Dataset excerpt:
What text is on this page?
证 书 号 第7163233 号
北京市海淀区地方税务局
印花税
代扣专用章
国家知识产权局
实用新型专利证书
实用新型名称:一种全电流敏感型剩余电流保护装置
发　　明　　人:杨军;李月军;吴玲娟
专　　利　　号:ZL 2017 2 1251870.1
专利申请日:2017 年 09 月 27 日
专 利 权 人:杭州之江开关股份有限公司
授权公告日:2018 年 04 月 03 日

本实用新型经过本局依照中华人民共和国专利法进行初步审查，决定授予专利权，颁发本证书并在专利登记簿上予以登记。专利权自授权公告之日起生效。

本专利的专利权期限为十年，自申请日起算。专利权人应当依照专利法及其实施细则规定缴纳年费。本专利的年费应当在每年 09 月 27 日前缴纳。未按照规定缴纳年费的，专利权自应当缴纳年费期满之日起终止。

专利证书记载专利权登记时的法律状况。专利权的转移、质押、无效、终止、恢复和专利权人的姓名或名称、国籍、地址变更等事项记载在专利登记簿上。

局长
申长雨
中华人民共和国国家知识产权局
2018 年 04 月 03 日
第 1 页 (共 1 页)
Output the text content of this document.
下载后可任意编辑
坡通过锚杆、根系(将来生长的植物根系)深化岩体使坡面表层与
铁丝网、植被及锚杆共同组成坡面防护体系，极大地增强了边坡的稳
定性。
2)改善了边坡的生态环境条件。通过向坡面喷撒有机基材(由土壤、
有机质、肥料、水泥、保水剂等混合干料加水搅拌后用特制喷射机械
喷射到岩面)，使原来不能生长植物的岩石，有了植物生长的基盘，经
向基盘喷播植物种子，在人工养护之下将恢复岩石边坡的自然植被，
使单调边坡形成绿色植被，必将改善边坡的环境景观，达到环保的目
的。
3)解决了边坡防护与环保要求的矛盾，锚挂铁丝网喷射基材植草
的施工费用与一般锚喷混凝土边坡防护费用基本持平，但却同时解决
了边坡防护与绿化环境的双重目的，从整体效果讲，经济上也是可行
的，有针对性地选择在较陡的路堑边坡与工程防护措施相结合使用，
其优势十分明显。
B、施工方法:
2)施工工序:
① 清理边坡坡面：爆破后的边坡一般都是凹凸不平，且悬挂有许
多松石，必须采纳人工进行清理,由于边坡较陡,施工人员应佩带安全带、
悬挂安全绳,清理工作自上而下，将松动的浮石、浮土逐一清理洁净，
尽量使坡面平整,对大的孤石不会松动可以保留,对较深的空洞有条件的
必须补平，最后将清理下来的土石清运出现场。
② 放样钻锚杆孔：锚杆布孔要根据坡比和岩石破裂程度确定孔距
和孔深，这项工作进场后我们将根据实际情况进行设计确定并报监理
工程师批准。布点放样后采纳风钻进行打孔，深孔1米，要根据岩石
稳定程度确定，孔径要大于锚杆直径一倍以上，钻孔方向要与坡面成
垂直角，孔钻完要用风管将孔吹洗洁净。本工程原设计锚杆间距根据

» **STATED TASK**
Return the listing above in its exact form.

» **RESULT OF THE EXERCISE**
What text is on this page?
证 书 号 第7163233 号
北京市海淀区地方税务局
印花税
代扣专用章
国家知识产权局
实用新型专利证书
实用新型名称:一种全电流敏感型剩余电流保护装置
发　　明　　人:杨军;李月军;吴玲娟
专　　利　　号:ZL 2017 2 1251870.1
专利申请日:2017 年 09 月 27 日
专 利 权 人:杭州之江开关股份有限公司
授权公告日:2018 年 04 月 03 日

本实用新型经过本局依照中华人民共和国专利法进行初步审查，决定授予专利权，颁发本证书并在专利登记簿上予以登记。专利权自授权公告之日起生效。

本专利的专利权期限为十年，自申请日起算。专利权人应当依照专利法及其实施细则规定缴纳年费。本专利的年费应当在每年 09 月 27 日前缴纳。未按照规定缴纳年费的，专利权自应当缴纳年费期满之日起终止。

专利证书记载专利权登记时的法律状况。专利权的转移、质押、无效、终止、恢复和专利权人的姓名或名称、国籍、地址变更等事项记载在专利登记簿上。

局长
申长雨
中华人民共和国国家知识产权局
2018 年 04 月 03 日
第 1 页 (共 1 页)
Output the text content of this document.
下载后可任意编辑
坡通过锚杆、根系(将来生长的植物根系)深化岩体使坡面表层与
铁丝网、植被及锚杆共同组成坡面防护体系，极大地增强了边坡的稳
定性。
2)改善了边坡的生态环境条件。通过向坡面喷撒有机基材(由土壤、
有机质、肥料、水泥、保水剂等混合干料加水搅拌后用特制喷射机械
喷射到岩面)，使原来不能生长植物的岩石，有了植物生长的基盘，经
向基盘喷播植物种子，在人工养护之下将恢复岩石边坡的自然植被，
使单调边坡形成绿色植被，必将改善边坡的环境景观，达到环保的目
的。
3)解决了边坡防护与环保要求的矛盾，锚挂铁丝网喷射基材植草
的施工费用与一般锚喷混凝土边坡防护费用基本持平，但却同时解决
了边坡防护与绿化环境的双重目的，从整体效果讲，经济上也是可行
的，有针对性地选择在较陡的路堑边坡与工程防护措施相结合使用，
其优势十分明显。
B、施工方法:
2)施工工序:
① 清理边坡坡面：爆破后的边坡一般都是凹凸不平，且悬挂有许
多松石，必须采纳人工进行清理,由于边坡较陡,施工人员应佩带安全带、
悬挂安全绳,清理工作自上而下，将松动的浮石、浮土逐一清理洁净，
尽量使坡面平整,对大的孤石不会松动可以保留,对较深的空洞有条件的
必须补平，最后将清理下来的土石清运出现场。
② 放样钻锚杆孔：锚杆布孔要根据坡比和岩石破裂程度确定孔距
和孔深，这项工作进场后我们将根据实际情况进行设计确定并报监理
工程师批准。布点放样后采纳风钻进行打孔，深孔1米，要根据岩石
稳定程度确定，孔径要大于锚杆直径一倍以上，钻孔方向要与坡面成
垂直角，孔钻完要用风管将孔吹洗洁净。本工程原设计锚杆间距根据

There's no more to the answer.